Transcribe the records below in full; pictures stay out of the copy.

(Data extracted from a collection)
>> START

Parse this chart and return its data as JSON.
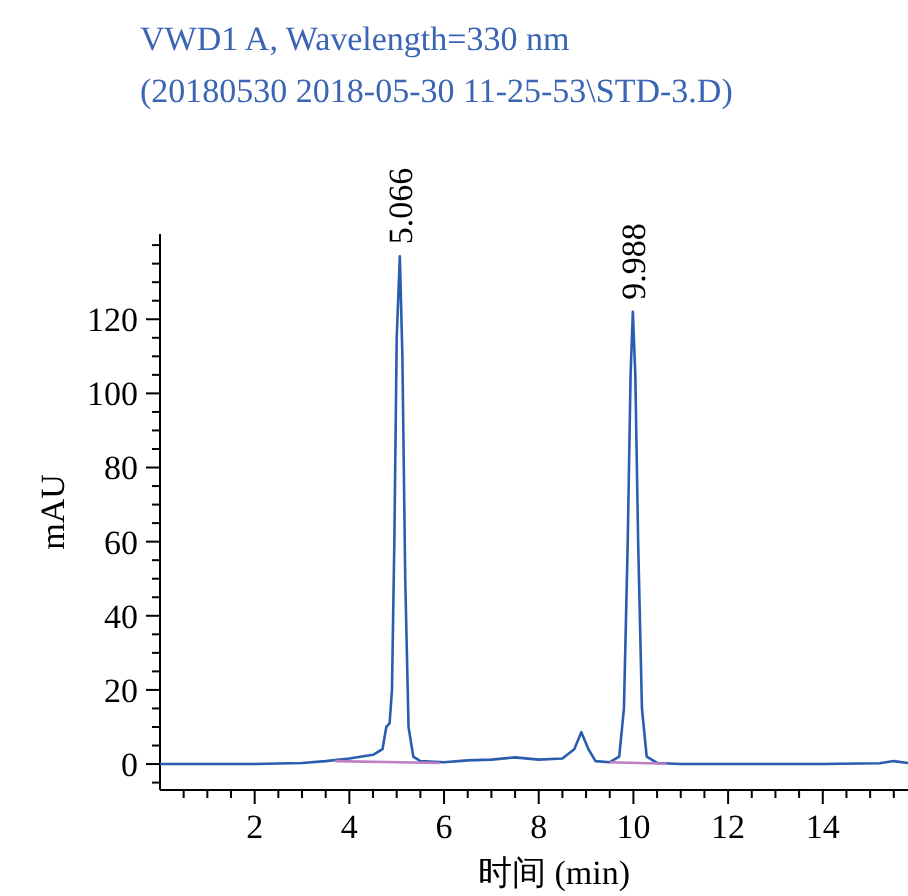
{
  "chart_data": {
    "type": "line",
    "title": "VWD1 A, Wavelength=330 nm",
    "subtitle": "(20180530 2018-05-30 11-25-53\\STD-3.D)",
    "xlabel": "时间 (min)",
    "ylabel": "mAU",
    "xlim": [
      0,
      15.8
    ],
    "ylim": [
      -7,
      143
    ],
    "xticks": [
      {
        "value": 0.5,
        "label": null
      },
      {
        "value": 1,
        "label": null
      },
      {
        "value": 1.5,
        "label": null
      },
      2,
      {
        "value": 2.5,
        "label": null
      },
      {
        "value": 3,
        "label": null
      },
      {
        "value": 3.5,
        "label": null
      },
      4,
      {
        "value": 4.5,
        "label": null
      },
      {
        "value": 5,
        "label": null
      },
      {
        "value": 5.5,
        "label": null
      },
      6,
      {
        "value": 6.5,
        "label": null
      },
      {
        "value": 7,
        "label": null
      },
      {
        "value": 7.5,
        "label": null
      },
      8,
      {
        "value": 8.5,
        "label": null
      },
      {
        "value": 9,
        "label": null
      },
      {
        "value": 9.5,
        "label": null
      },
      10,
      {
        "value": 10.5,
        "label": null
      },
      {
        "value": 11,
        "label": null
      },
      {
        "value": 11.5,
        "label": null
      },
      12,
      {
        "value": 12.5,
        "label": null
      },
      {
        "value": 13,
        "label": null
      },
      {
        "value": 13.5,
        "label": null
      },
      14,
      {
        "value": 14.5,
        "label": null
      },
      {
        "value": 15,
        "label": null
      },
      {
        "value": 15.5,
        "label": null
      }
    ],
    "yticks": [
      {
        "value": -5,
        "label": null
      },
      0,
      {
        "value": 5,
        "label": null
      },
      {
        "value": 10,
        "label": null
      },
      {
        "value": 15,
        "label": null
      },
      20,
      {
        "value": 25,
        "label": null
      },
      {
        "value": 30,
        "label": null
      },
      {
        "value": 35,
        "label": null
      },
      40,
      {
        "value": 45,
        "label": null
      },
      {
        "value": 50,
        "label": null
      },
      {
        "value": 55,
        "label": null
      },
      60,
      {
        "value": 65,
        "label": null
      },
      {
        "value": 70,
        "label": null
      },
      {
        "value": 75,
        "label": null
      },
      80,
      {
        "value": 85,
        "label": null
      },
      {
        "value": 90,
        "label": null
      },
      {
        "value": 95,
        "label": null
      },
      100,
      {
        "value": 105,
        "label": null
      },
      {
        "value": 110,
        "label": null
      },
      {
        "value": 115,
        "label": null
      },
      120,
      {
        "value": 125,
        "label": null
      },
      {
        "value": 130,
        "label": null
      },
      {
        "value": 135,
        "label": null
      },
      {
        "value": 140,
        "label": null
      }
    ],
    "grid": false,
    "series": [
      {
        "color": "#2a5db0",
        "x": [
          0,
          2,
          3,
          3.5,
          4,
          4.5,
          4.7,
          4.78,
          4.85,
          4.9,
          4.95,
          5,
          5.066,
          5.12,
          5.18,
          5.25,
          5.35,
          5.5,
          6,
          6.5,
          7,
          7.5,
          8,
          8.5,
          8.75,
          8.9,
          9.05,
          9.2,
          9.5,
          9.7,
          9.8,
          9.88,
          9.94,
          9.988,
          10.04,
          10.1,
          10.18,
          10.28,
          10.5,
          11,
          14,
          15.2,
          15.5,
          15.8
        ],
        "values": [
          0,
          0,
          0.3,
          0.8,
          1.5,
          2.5,
          4,
          10,
          11,
          20,
          60,
          115,
          137,
          110,
          50,
          10,
          2,
          0.8,
          0.5,
          1,
          1.2,
          1.8,
          1.2,
          1.5,
          4,
          8.6,
          4,
          0.8,
          0.5,
          2,
          15,
          60,
          105,
          122,
          105,
          60,
          15,
          2,
          0.3,
          0,
          0,
          0.2,
          0.8,
          0.3
        ]
      },
      {
        "color": "#c080c0",
        "x": [
          3.7,
          5.9,
          7.7,
          9.5,
          10.7
        ],
        "values": [
          0.8,
          0.3,
          null,
          0.5,
          0.1
        ]
      }
    ],
    "annotations": [
      {
        "text": "5.066",
        "x": 5.066,
        "y": 137
      },
      {
        "text": "9.988",
        "x": 9.988,
        "y": 122
      }
    ]
  }
}
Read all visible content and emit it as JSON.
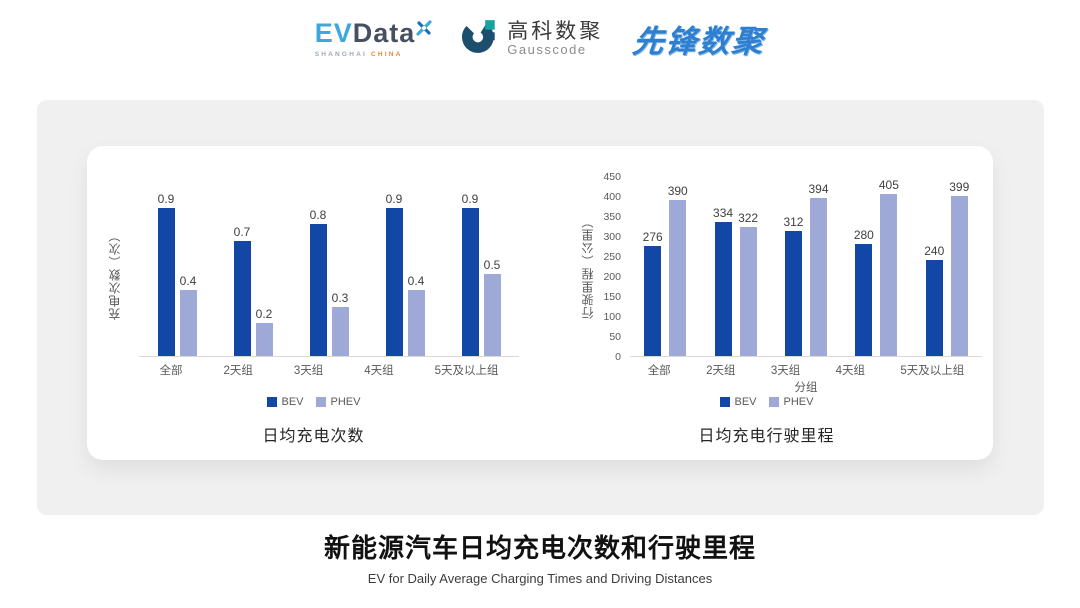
{
  "header": {
    "evdata": {
      "ev": "EV",
      "data": "Data",
      "sub_left": "SHANGHAI",
      "sub_right": "CHINA"
    },
    "gausscode": {
      "cn": "高科数聚",
      "en": "Gausscode"
    },
    "xianfeng": {
      "text": "先锋数聚"
    }
  },
  "chart_data": [
    {
      "type": "bar",
      "title": "日均充电次数",
      "ylabel": "充电次数（次）",
      "xlabel": "",
      "categories": [
        "全部",
        "2天组",
        "3天组",
        "4天组",
        "5天及以上组"
      ],
      "series": [
        {
          "name": "BEV",
          "color": "#1247A5",
          "values": [
            0.9,
            0.7,
            0.8,
            0.9,
            0.9
          ]
        },
        {
          "name": "PHEV",
          "color": "#9EA9D8",
          "values": [
            0.4,
            0.2,
            0.3,
            0.4,
            0.5
          ]
        }
      ],
      "ymax": 1.0,
      "decimals": 1,
      "yticks": [],
      "grid": false,
      "legend_position": "bottom"
    },
    {
      "type": "bar",
      "title": "日均充电行驶里程",
      "ylabel": "行驶里程（公里）",
      "xlabel": "分组",
      "categories": [
        "全部",
        "2天组",
        "3天组",
        "4天组",
        "5天及以上组"
      ],
      "series": [
        {
          "name": "BEV",
          "color": "#1247A5",
          "values": [
            276,
            334,
            312,
            280,
            240
          ]
        },
        {
          "name": "PHEV",
          "color": "#9EA9D8",
          "values": [
            390,
            322,
            394,
            405,
            399
          ]
        }
      ],
      "ymax": 450,
      "decimals": 0,
      "yticks": [
        0,
        50,
        100,
        150,
        200,
        250,
        300,
        350,
        400,
        450
      ],
      "grid": false,
      "legend_position": "bottom"
    }
  ],
  "footer": {
    "title": "新能源汽车日均充电次数和行驶里程",
    "subtitle": "EV for Daily Average Charging Times and Driving Distances"
  },
  "colors": {
    "bev": "#1247A5",
    "phev": "#9EA9D8",
    "panel": "#F0F0F0"
  }
}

>> END

• [Exercise result]
Parse this chart and return its data as JSON.
{
  "chart_data": {
    "type": "line",
    "title": "VWD1 A, Wavelength=330 nm",
    "subtitle": "(20180530 2018-05-30 11-25-53\\STD-3.D)",
    "xlabel": "时间 (min)",
    "ylabel": "mAU",
    "xlim": [
      0,
      15.8
    ],
    "ylim": [
      -7,
      143
    ],
    "xticks": [
      {
        "value": 0.5,
        "label": null
      },
      {
        "value": 1,
        "label": null
      },
      {
        "value": 1.5,
        "label": null
      },
      2,
      {
        "value": 2.5,
        "label": null
      },
      {
        "value": 3,
        "label": null
      },
      {
        "value": 3.5,
        "label": null
      },
      4,
      {
        "value": 4.5,
        "label": null
      },
      {
        "value": 5,
        "label": null
      },
      {
        "value": 5.5,
        "label": null
      },
      6,
      {
        "value": 6.5,
        "label": null
      },
      {
        "value": 7,
        "label": null
      },
      {
        "value": 7.5,
        "label": null
      },
      8,
      {
        "value": 8.5,
        "label": null
      },
      {
        "value": 9,
        "label": null
      },
      {
        "value": 9.5,
        "label": null
      },
      10,
      {
        "value": 10.5,
        "label": null
      },
      {
        "value": 11,
        "label": null
      },
      {
        "value": 11.5,
        "label": null
      },
      12,
      {
        "value": 12.5,
        "label": null
      },
      {
        "value": 13,
        "label": null
      },
      {
        "value": 13.5,
        "label": null
      },
      14,
      {
        "value": 14.5,
        "label": null
      },
      {
        "value": 15,
        "label": null
      },
      {
        "value": 15.5,
        "label": null
      }
    ],
    "yticks": [
      {
        "value": -5,
        "label": null
      },
      0,
      {
        "value": 5,
        "label": null
      },
      {
        "value": 10,
        "label": null
      },
      {
        "value": 15,
        "label": null
      },
      20,
      {
        "value": 25,
        "label": null
      },
      {
        "value": 30,
        "label": null
      },
      {
        "value": 35,
        "label": null
      },
      40,
      {
        "value": 45,
        "label": null
      },
      {
        "value": 50,
        "label": null
      },
      {
        "value": 55,
        "label": null
      },
      60,
      {
        "value": 65,
        "label": null
      },
      {
        "value": 70,
        "label": null
      },
      {
        "value": 75,
        "label": null
      },
      80,
      {
        "value": 85,
        "label": null
      },
      {
        "value": 90,
        "label": null
      },
      {
        "value": 95,
        "label": null
      },
      100,
      {
        "value": 105,
        "label": null
      },
      {
        "value": 110,
        "label": null
      },
      {
        "value": 115,
        "label": null
      },
      120,
      {
        "value": 125,
        "label": null
      },
      {
        "value": 130,
        "label": null
      },
      {
        "value": 135,
        "label": null
      },
      {
        "value": 140,
        "label": null
      }
    ],
    "grid": false,
    "series": [
      {
        "color": "#2a5db0",
        "x": [
          0,
          2,
          3,
          3.5,
          4,
          4.5,
          4.7,
          4.78,
          4.85,
          4.9,
          4.95,
          5,
          5.066,
          5.12,
          5.18,
          5.25,
          5.35,
          5.5,
          6,
          6.5,
          7,
          7.5,
          8,
          8.5,
          8.75,
          8.9,
          9.05,
          9.2,
          9.5,
          9.7,
          9.8,
          9.88,
          9.94,
          9.988,
          10.04,
          10.1,
          10.18,
          10.28,
          10.5,
          11,
          14,
          15.2,
          15.5,
          15.8
        ],
        "values": [
          0,
          0,
          0.3,
          0.8,
          1.5,
          2.5,
          4,
          10,
          11,
          20,
          60,
          115,
          137,
          110,
          50,
          10,
          2,
          0.8,
          0.5,
          1,
          1.2,
          1.8,
          1.2,
          1.5,
          4,
          8.6,
          4,
          0.8,
          0.5,
          2,
          15,
          60,
          105,
          122,
          105,
          60,
          15,
          2,
          0.3,
          0,
          0,
          0.2,
          0.8,
          0.3
        ]
      },
      {
        "color": "#c080c0",
        "x": [
          3.7,
          5.9,
          7.7,
          9.5,
          10.7
        ],
        "values": [
          0.8,
          0.3,
          null,
          0.5,
          0.1
        ]
      }
    ],
    "annotations": [
      {
        "text": "5.066",
        "x": 5.066,
        "y": 137
      },
      {
        "text": "9.988",
        "x": 9.988,
        "y": 122
      }
    ]
  }
}
Read all visible content and emit it as JSON.
{
  "header": {
    "evdata": {
      "ev": "EV",
      "data": "Data",
      "sub_left": "SHANGHAI",
      "sub_right": "CHINA"
    },
    "gausscode": {
      "cn": "高科数聚",
      "en": "Gausscode"
    },
    "xianfeng": {
      "text": "先锋数聚"
    }
  },
  "chart_data": [
    {
      "type": "bar",
      "title": "日均充电次数",
      "ylabel": "充电次数（次）",
      "xlabel": "",
      "categories": [
        "全部",
        "2天组",
        "3天组",
        "4天组",
        "5天及以上组"
      ],
      "series": [
        {
          "name": "BEV",
          "color": "#1247A5",
          "values": [
            0.9,
            0.7,
            0.8,
            0.9,
            0.9
          ]
        },
        {
          "name": "PHEV",
          "color": "#9EA9D8",
          "values": [
            0.4,
            0.2,
            0.3,
            0.4,
            0.5
          ]
        }
      ],
      "ymax": 1.0,
      "decimals": 1,
      "yticks": [],
      "grid": false,
      "legend_position": "bottom"
    },
    {
      "type": "bar",
      "title": "日均充电行驶里程",
      "ylabel": "行驶里程（公里）",
      "xlabel": "分组",
      "categories": [
        "全部",
        "2天组",
        "3天组",
        "4天组",
        "5天及以上组"
      ],
      "series": [
        {
          "name": "BEV",
          "color": "#1247A5",
          "values": [
            276,
            334,
            312,
            280,
            240
          ]
        },
        {
          "name": "PHEV",
          "color": "#9EA9D8",
          "values": [
            390,
            322,
            394,
            405,
            399
          ]
        }
      ],
      "ymax": 450,
      "decimals": 0,
      "yticks": [
        0,
        50,
        100,
        150,
        200,
        250,
        300,
        350,
        400,
        450
      ],
      "grid": false,
      "legend_position": "bottom"
    }
  ],
  "footer": {
    "title": "新能源汽车日均充电次数和行驶里程",
    "subtitle": "EV for Daily Average Charging Times and Driving Distances"
  },
  "colors": {
    "bev": "#1247A5",
    "phev": "#9EA9D8",
    "panel": "#F0F0F0"
  }
}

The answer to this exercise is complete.